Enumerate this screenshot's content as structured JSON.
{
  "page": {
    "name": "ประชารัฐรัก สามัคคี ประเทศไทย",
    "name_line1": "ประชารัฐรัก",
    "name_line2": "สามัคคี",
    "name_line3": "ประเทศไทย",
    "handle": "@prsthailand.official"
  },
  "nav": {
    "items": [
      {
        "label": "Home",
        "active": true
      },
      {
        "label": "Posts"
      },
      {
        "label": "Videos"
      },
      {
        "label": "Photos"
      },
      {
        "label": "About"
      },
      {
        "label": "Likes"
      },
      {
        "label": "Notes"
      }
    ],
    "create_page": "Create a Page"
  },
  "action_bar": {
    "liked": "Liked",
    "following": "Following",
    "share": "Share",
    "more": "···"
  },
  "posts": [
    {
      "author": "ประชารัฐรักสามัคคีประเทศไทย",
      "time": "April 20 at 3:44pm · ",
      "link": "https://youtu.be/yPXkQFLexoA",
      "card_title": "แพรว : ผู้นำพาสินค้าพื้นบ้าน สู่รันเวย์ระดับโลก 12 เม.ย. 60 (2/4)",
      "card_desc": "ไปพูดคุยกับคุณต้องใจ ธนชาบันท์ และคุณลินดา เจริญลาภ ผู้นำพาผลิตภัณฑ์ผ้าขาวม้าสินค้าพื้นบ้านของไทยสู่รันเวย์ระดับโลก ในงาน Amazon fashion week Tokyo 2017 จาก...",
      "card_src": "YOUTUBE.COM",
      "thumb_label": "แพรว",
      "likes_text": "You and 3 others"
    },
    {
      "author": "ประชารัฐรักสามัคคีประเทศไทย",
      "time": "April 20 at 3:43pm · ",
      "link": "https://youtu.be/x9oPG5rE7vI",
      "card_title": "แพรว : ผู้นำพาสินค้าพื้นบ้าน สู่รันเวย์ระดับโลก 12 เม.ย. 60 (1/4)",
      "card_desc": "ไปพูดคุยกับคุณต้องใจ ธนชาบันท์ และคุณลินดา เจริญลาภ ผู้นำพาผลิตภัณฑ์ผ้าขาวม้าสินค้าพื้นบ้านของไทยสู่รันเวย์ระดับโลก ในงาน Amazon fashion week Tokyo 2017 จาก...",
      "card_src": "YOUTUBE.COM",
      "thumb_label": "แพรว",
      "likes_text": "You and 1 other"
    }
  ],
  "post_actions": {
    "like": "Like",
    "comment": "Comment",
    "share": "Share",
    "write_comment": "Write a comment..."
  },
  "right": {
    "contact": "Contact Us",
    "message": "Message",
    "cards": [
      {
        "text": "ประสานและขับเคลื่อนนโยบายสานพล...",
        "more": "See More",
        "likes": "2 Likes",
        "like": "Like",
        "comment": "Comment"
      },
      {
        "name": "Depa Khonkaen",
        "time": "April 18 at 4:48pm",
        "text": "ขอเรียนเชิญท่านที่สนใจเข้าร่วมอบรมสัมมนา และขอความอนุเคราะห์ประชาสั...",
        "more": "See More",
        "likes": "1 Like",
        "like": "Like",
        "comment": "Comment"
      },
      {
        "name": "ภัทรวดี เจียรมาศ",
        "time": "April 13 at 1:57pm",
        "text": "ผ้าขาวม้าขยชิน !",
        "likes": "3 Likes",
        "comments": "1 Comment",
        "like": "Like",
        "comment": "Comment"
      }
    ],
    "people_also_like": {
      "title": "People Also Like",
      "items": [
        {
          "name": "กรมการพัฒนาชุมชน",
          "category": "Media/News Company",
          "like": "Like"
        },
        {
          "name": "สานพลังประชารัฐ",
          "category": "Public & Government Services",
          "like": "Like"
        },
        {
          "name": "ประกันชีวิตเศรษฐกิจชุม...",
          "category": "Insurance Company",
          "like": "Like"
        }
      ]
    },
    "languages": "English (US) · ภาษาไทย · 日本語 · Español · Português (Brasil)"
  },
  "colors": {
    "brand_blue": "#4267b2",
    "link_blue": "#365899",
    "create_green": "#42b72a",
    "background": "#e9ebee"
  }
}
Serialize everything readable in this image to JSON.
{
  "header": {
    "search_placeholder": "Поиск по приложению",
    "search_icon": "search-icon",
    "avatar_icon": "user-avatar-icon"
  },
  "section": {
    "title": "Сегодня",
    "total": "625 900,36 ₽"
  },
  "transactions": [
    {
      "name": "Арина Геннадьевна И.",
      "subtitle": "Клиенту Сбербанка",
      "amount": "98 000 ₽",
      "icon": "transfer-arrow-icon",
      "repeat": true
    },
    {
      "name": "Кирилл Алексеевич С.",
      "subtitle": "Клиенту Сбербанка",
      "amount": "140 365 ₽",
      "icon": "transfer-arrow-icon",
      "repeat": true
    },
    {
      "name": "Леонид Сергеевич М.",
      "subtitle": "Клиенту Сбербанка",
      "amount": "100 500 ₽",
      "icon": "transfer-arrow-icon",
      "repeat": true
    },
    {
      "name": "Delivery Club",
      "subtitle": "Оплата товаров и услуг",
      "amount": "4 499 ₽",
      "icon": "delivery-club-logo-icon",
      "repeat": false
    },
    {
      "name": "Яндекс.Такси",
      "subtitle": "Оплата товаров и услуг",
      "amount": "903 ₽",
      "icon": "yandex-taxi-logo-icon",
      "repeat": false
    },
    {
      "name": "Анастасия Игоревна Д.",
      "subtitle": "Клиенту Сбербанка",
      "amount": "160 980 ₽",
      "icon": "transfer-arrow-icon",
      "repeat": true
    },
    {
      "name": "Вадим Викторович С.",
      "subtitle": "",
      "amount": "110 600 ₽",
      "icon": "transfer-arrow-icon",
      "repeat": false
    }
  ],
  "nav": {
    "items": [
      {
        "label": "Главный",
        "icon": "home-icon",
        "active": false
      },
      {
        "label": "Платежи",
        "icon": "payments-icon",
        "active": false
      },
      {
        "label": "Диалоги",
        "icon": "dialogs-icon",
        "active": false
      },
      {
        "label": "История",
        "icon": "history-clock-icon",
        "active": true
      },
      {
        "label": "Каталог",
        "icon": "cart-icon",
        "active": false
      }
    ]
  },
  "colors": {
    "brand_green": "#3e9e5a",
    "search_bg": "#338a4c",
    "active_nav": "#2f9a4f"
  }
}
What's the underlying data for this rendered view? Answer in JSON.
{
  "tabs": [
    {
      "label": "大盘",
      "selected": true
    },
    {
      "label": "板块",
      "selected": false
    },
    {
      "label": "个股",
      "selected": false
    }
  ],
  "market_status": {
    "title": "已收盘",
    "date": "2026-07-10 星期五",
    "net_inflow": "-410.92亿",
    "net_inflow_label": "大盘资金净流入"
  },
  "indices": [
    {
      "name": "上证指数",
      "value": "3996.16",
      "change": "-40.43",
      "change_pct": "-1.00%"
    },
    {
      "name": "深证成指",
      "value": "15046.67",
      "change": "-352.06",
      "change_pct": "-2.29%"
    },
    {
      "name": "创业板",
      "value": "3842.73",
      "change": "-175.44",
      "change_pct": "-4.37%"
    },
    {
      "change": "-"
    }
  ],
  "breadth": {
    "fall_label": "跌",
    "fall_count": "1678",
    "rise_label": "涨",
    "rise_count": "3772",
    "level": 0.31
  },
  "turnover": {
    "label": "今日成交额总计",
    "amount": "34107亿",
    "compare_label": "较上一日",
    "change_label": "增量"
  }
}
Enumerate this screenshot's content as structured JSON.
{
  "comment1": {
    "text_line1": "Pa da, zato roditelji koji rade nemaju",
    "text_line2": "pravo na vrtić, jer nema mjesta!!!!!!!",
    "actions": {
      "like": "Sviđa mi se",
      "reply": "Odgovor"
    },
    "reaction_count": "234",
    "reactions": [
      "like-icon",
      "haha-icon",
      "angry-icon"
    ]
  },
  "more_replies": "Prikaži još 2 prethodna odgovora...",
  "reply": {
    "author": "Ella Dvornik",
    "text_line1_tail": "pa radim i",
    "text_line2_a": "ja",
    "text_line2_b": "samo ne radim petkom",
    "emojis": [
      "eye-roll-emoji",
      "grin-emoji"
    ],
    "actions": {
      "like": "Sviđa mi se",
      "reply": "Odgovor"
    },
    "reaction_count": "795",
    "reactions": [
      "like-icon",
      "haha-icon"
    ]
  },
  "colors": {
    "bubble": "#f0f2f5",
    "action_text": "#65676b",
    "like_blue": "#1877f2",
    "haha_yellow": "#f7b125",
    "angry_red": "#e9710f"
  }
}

* * * * *

### [What the task asks]
For the entries above, state how many lines contain the word "https". Provide the number by itself.

### [Written response]
2